What the exercise asks: Determine how many lines carry the word "在试用期内". Output that number only.

Records for this task:
______________________________

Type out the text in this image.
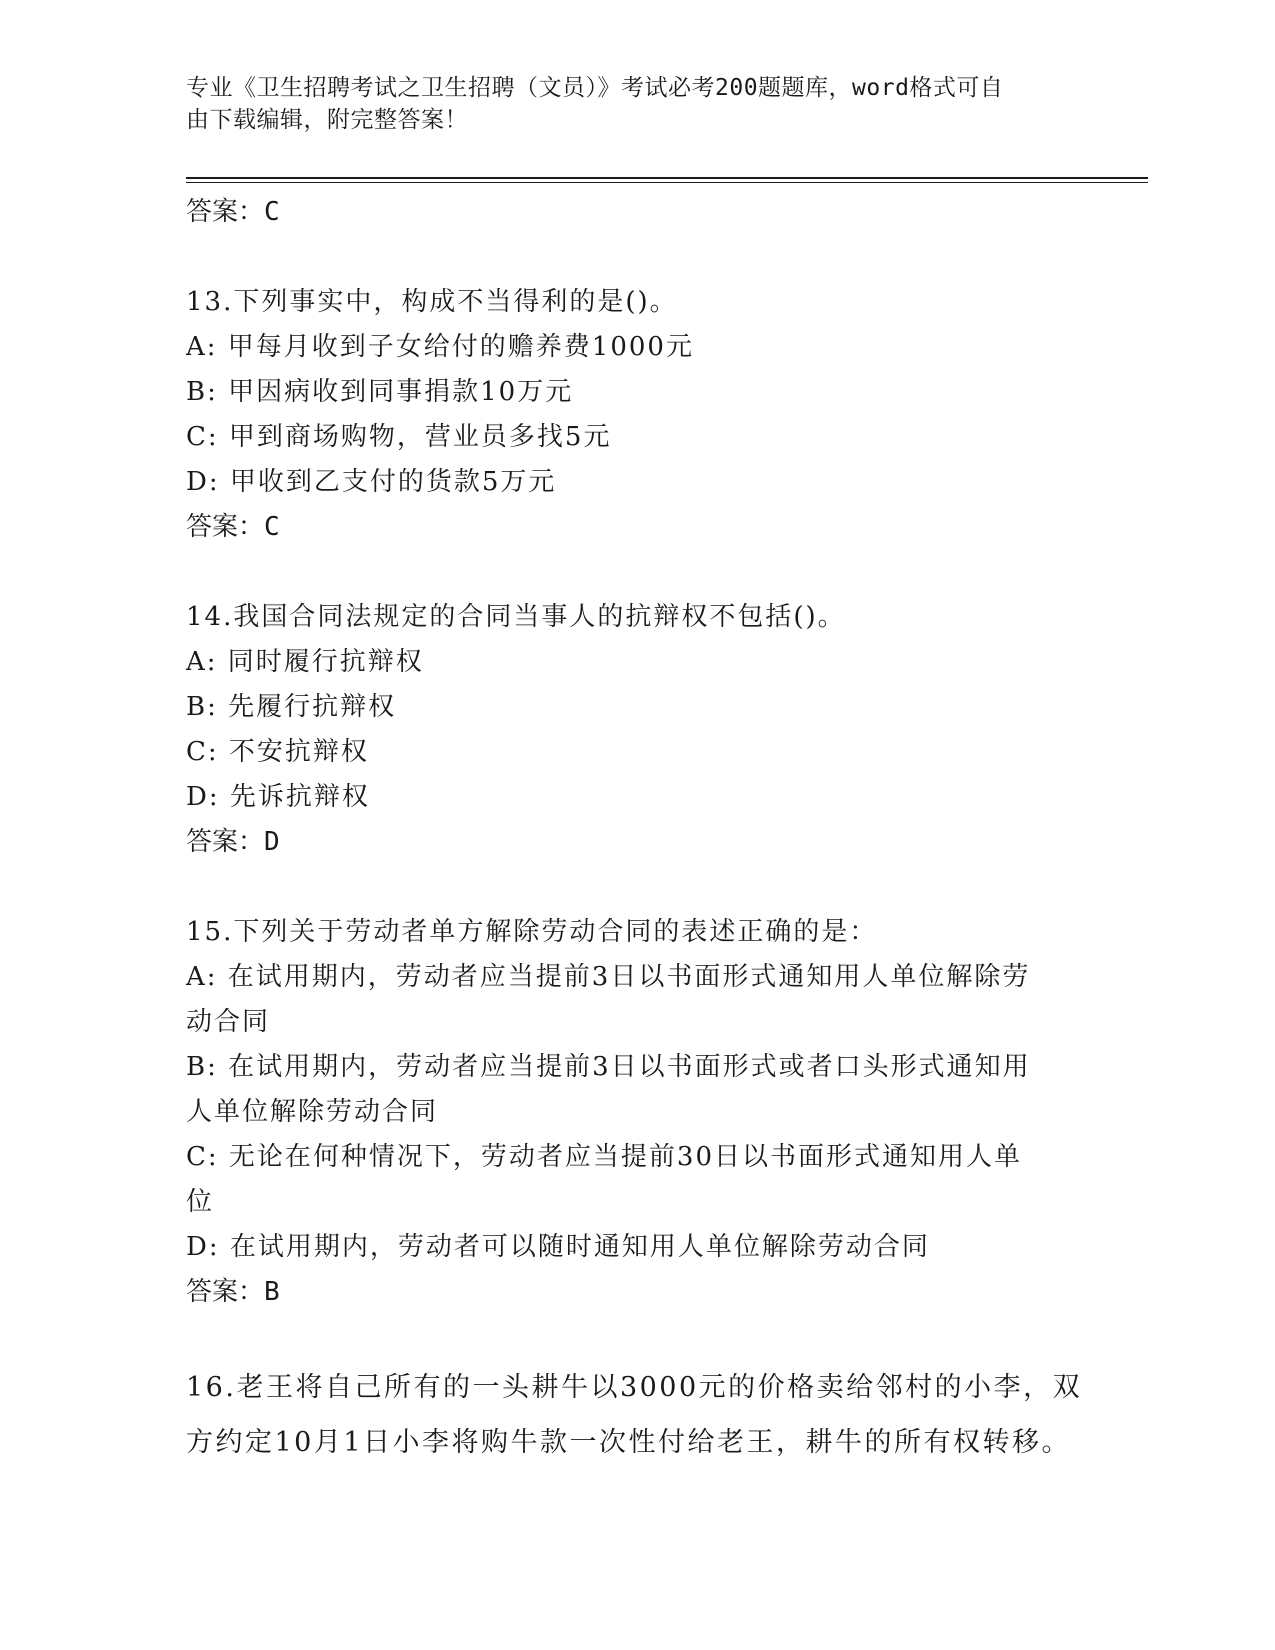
专业《卫生招聘考试之卫生招聘（文员）》考试必考200题题库，word格式可自
由下载编辑，附完整答案！
答案：C
13.下列事实中，构成不当得利的是()。
A: 甲每月收到子女给付的赡养费1000元
B: 甲因病收到同事捐款10万元
C: 甲到商场购物，营业员多找5元
D: 甲收到乙支付的货款5万元
答案：C
14.我国合同法规定的合同当事人的抗辩权不包括()。
A: 同时履行抗辩权
B: 先履行抗辩权
C: 不安抗辩权
D: 先诉抗辩权
答案：D
15.下列关于劳动者单方解除劳动合同的表述正确的是：
A: 在试用期内，劳动者应当提前3日以书面形式通知用人单位解除劳
动合同
B: 在试用期内，劳动者应当提前3日以书面形式或者口头形式通知用
人单位解除劳动合同
C: 无论在何种情况下，劳动者应当提前30日以书面形式通知用人单
位
D: 在试用期内，劳动者可以随时通知用人单位解除劳动合同
答案：B
16.老王将自己所有的一头耕牛以3000元的价格卖给邻村的小李，双
方约定10月1日小李将购牛款一次性付给老王，耕牛的所有权转移。
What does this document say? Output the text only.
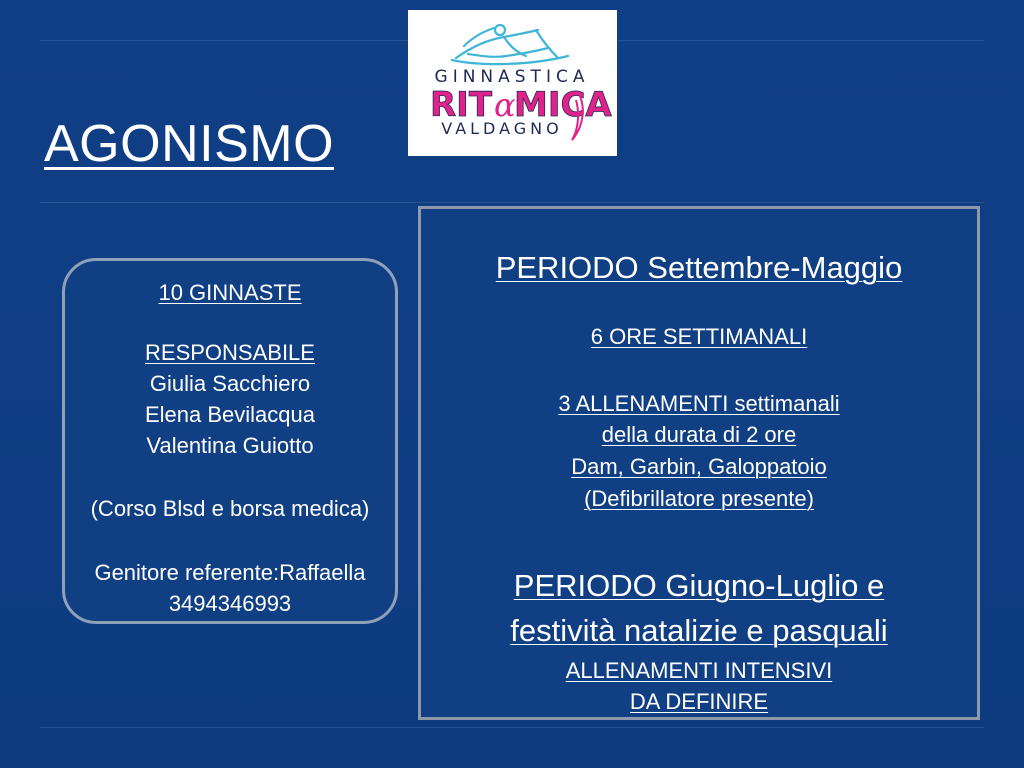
AGONISMO
GINNASTICA
RIT α
MICA
VALDAGNO
10 GINNASTE
RESPONSABILE
Giulia Sacchiero
Elena Bevilacqua
Valentina Guiotto
(Corso Blsd e borsa medica)
Genitore referente:Raffaella
3494346993
PERIODO Settembre-Maggio
6 ORE SETTIMANALI
3 ALLENAMENTI settimanali
della durata di 2 ore
Dam, Garbin, Galoppatoio
(Defibrillatore presente)
PERIODO Giugno-Luglio e
festività natalizie e pasquali
ALLENAMENTI INTENSIVI
DA DEFINIRE
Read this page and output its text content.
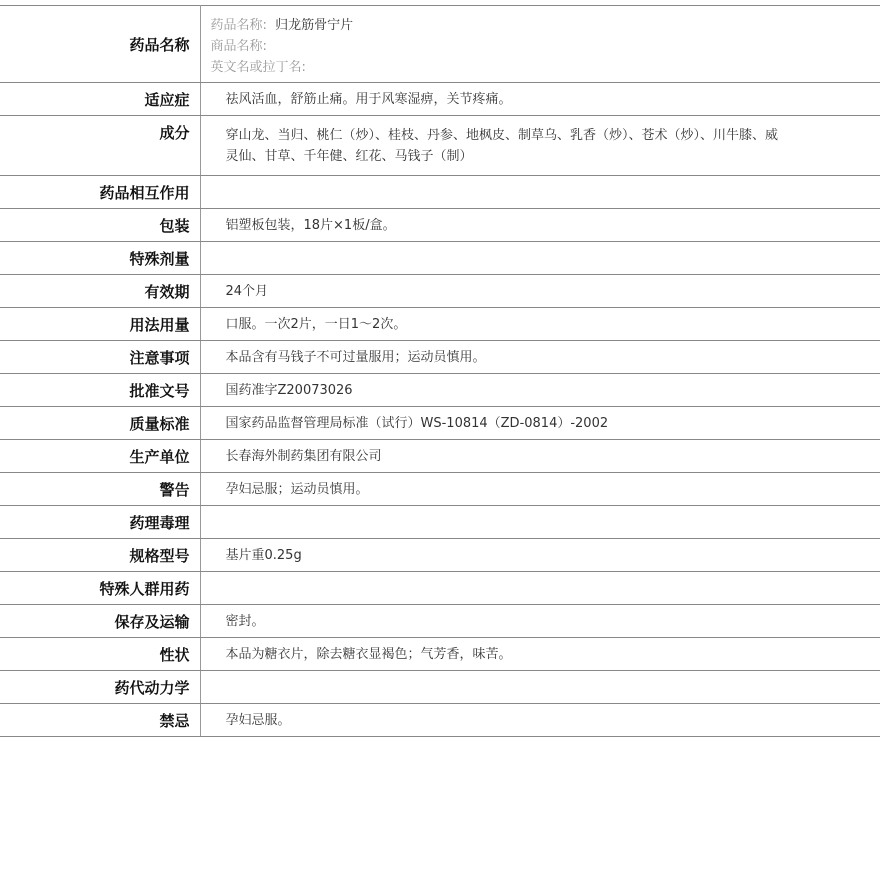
药品名称	药品名称: 归龙筋骨宁片
商品名称:
英文名或拉丁名:

适应症	祛风活血，舒筋止痛。用于风寒湿痹，关节疼痛。
成分	穿山龙、当归、桃仁（炒）、桂枝、丹参、地枫皮、制草乌、乳香（炒）、苍术（炒）、川牛膝、威灵仙、甘草、千年健、红花、马钱子（制）
药品相互作用	
包装	铝塑板包装，18片×1板/盒。
特殊剂量	
有效期	24个月
用法用量	口服。一次2片，一日1～2次。
注意事项	本品含有马钱子不可过量服用；运动员慎用。
批准文号	国药准字Z20073026
质量标准	国家药品监督管理局标准（试行）WS-10814（ZD-0814）-2002
生产单位	长春海外制药集团有限公司
警告	孕妇忌服；运动员慎用。
药理毒理	
规格型号	基片重0.25g
特殊人群用药	
保存及运输	密封。
性状	本品为糖衣片，除去糖衣显褐色；气芳香，味苦。
药代动力学	
禁忌	孕妇忌服。
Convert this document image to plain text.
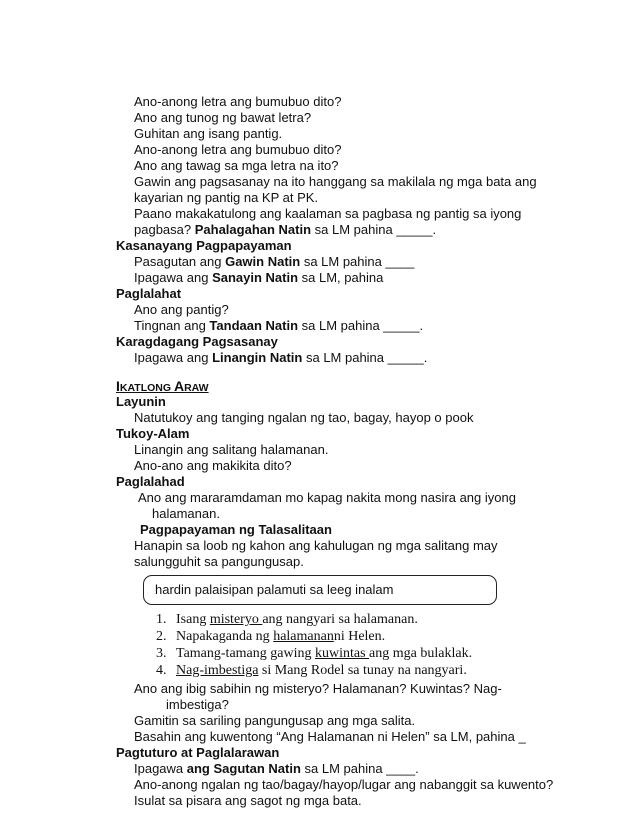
Ano-anong letra ang bumubuo dito?
Ano ang tunog ng bawat letra?
Guhitan ang isang pantig.
Ano-anong letra ang bumubuo dito?
Ano ang tawag sa mga letra na ito?
Gawin ang pagsasanay na ito hanggang sa makilala ng mga bata ang
kayarian ng pantig na KP at PK.
Paano makakatulong ang kaalaman sa pagbasa ng pantig sa iyong
pagbasa? Pahalagahan Natin sa LM pahina _____.
Kasanayang Pagpapayaman
Pasagutan ang Gawin Natin sa LM pahina ____
Ipagawa ang Sanayin Natin sa LM, pahina
Paglalahat
Ano ang pantig?
Tingnan ang Tandaan Natin sa LM pahina _____.
Karagdagang Pagsasanay
Ipagawa ang Linangin Natin sa LM pahina _____.
IKATLONG ARAW
Layunin
Natutukoy ang tanging ngalan ng tao, bagay, hayop o pook
Tukoy-Alam
Linangin ang salitang halamanan.
Ano-ano ang makikita dito?
Paglalahad
Ano ang mararamdaman mo kapag nakita mong nasira ang iyong
halamanan.
Pagpapayaman ng Talasalitaan
Hanapin sa loob ng kahon ang kahulugan ng mga salitang may
salungguhit sa pangungusap.
hardin palaisipan palamuti sa leeg inalam
1. Isang misteryo ang nangyari sa halamanan.
2. Napakaganda ng halamananni Helen.
3. Tamang-tamang gawing kuwintas ang mga bulaklak.
4. Nag-imbestiga si Mang Rodel sa tunay na nangyari.
Ano ang ibig sabihin ng misteryo? Halamanan? Kuwintas? Nag-
imbestiga?
Gamitin sa sariling pangungusap ang mga salita.
Basahin ang kuwentong “Ang Halamanan ni Helen” sa LM, pahina _
Pagtuturo at Paglalarawan
Ipagawa ang Sagutan Natin sa LM pahina ____.
Ano-anong ngalan ng tao/bagay/hayop/lugar ang nabanggit sa kuwento?
Isulat sa pisara ang sagot ng mga bata.
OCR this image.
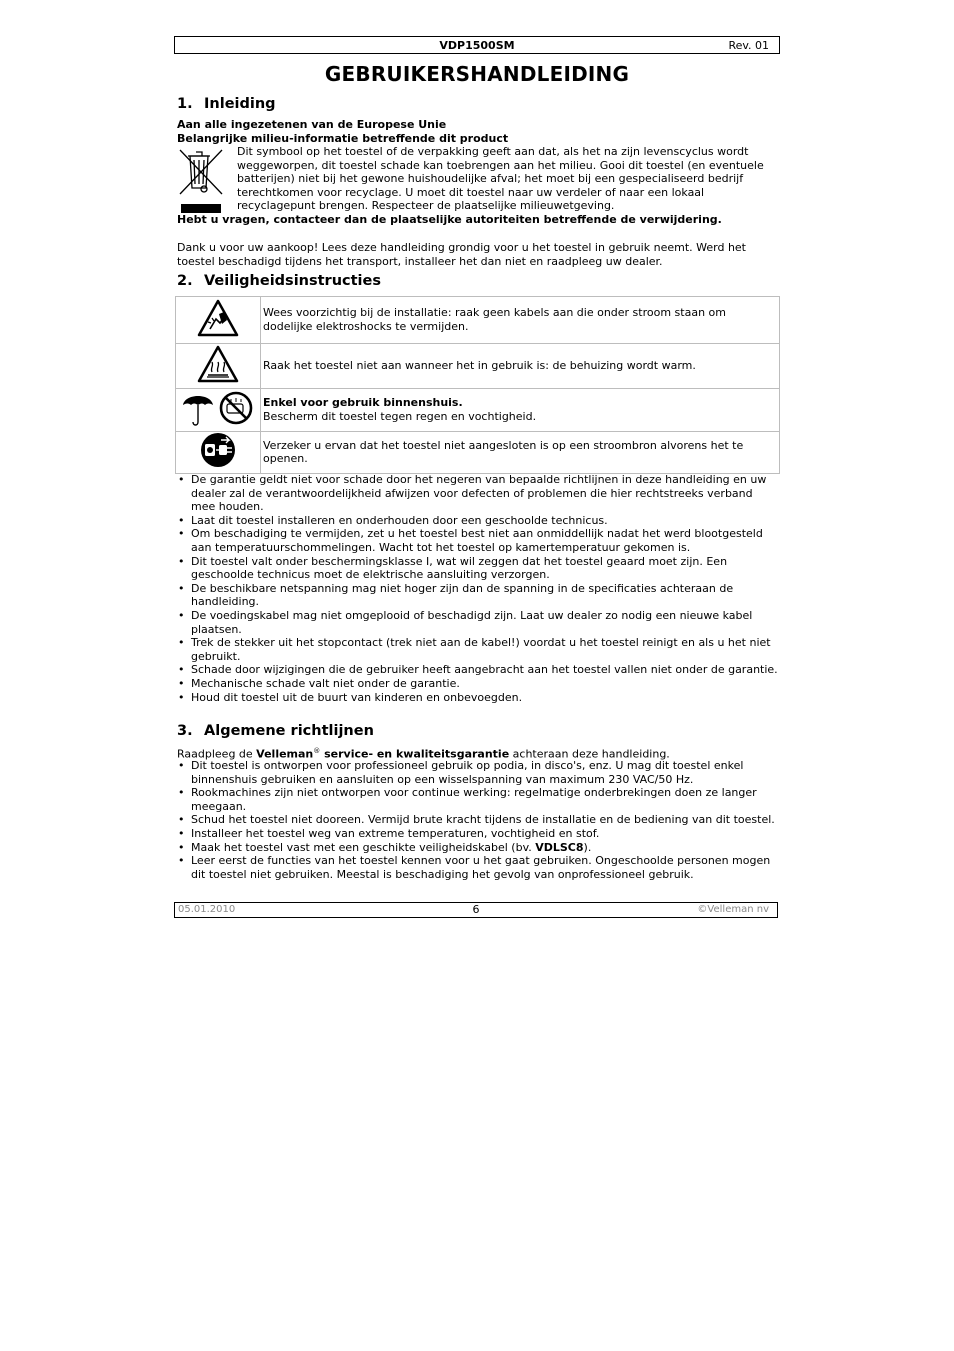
VDP1500SM	Rev. 01
GEBRUIKERSHANDLEIDING
1. Inleiding
Aan alle ingezetenen van de Europese Unie
Belangrijke milieu-informatie betreffende dit product
Dit symbool op het toestel of de verpakking geeft aan dat, als het na zijn levenscyclus wordt weggeworpen, dit toestel schade kan toebrengen aan het milieu. Gooi dit toestel (en eventuele batterijen) niet bij het gewone huishoudelijke afval; het moet bij een gespecialiseerd bedrijf terechtkomen voor recyclage. U moet dit toestel naar uw verdeler of naar een lokaal recyclagepunt brengen. Respecteer de plaatselijke milieuwetgeving.
Hebt u vragen, contacteer dan de plaatselijke autoriteiten betreffende de verwijdering.
Dank u voor uw aankoop! Lees deze handleiding grondig voor u het toestel in gebruik neemt. Werd het toestel beschadigd tijdens het transport, installeer het dan niet en raadpleeg uw dealer.
2. Veiligheidsinstructies
	Wees voorzichtig bij de installatie: raak geen kabels aan die onder stroom staan om dodelijke elektroshocks te vermijden.
	Raak het toestel niet aan wanneer het in gebruik is: de behuizing wordt warm.

Enkel voor gebruik binnenshuis.
Bescherm dit toestel tegen regen en vochtigheid.

	Verzeker u ervan dat het toestel niet aangesloten is op een stroombron alvorens het te openen.
• De garantie geldt niet voor schade door het negeren van bepaalde richtlijnen in deze handleiding en uw dealer zal de verantwoordelijkheid afwijzen voor defecten of problemen die hier rechtstreeks verband mee houden.
• Laat dit toestel installeren en onderhouden door een geschoolde technicus.
• Om beschadiging te vermijden, zet u het toestel best niet aan onmiddellijk nadat het werd blootgesteld aan temperatuurschommelingen. Wacht tot het toestel op kamertemperatuur gekomen is.
• Dit toestel valt onder beschermingsklasse I, wat wil zeggen dat het toestel geaard moet zijn. Een geschoolde technicus moet de elektrische aansluiting verzorgen.
• De beschikbare netspanning mag niet hoger zijn dan de spanning in de specificaties achteraan de handleiding.
• De voedingskabel mag niet omgeplooid of beschadigd zijn. Laat uw dealer zo nodig een nieuwe kabel plaatsen.
• Trek de stekker uit het stopcontact (trek niet aan de kabel!) voordat u het toestel reinigt en als u het niet gebruikt.
• Schade door wijzigingen die de gebruiker heeft aangebracht aan het toestel vallen niet onder de garantie.
• Mechanische schade valt niet onder de garantie.
• Houd dit toestel uit de buurt van kinderen en onbevoegden.
3. Algemene richtlijnen
Raadpleeg de Velleman® service- en kwaliteitsgarantie achteraan deze handleiding.
• Dit toestel is ontworpen voor professioneel gebruik op podia, in disco's, enz. U mag dit toestel enkel binnenshuis gebruiken en aansluiten op een wisselspanning van maximum 230 VAC/50 Hz.
• Rookmachines zijn niet ontworpen voor continue werking: regelmatige onderbrekingen doen ze langer meegaan.
• Schud het toestel niet dooreen. Vermijd brute kracht tijdens de installatie en de bediening van dit toestel.
• Installeer het toestel weg van extreme temperaturen, vochtigheid en stof.
• Maak het toestel vast met een geschikte veiligheidskabel (bv. VDLSC8).
• Leer eerst de functies van het toestel kennen voor u het gaat gebruiken. Ongeschoolde personen mogen dit toestel niet gebruiken. Meestal is beschadiging het gevolg van onprofessioneel gebruik.
05.01.2010	6	©Velleman nv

______________________________

Problem solution: 3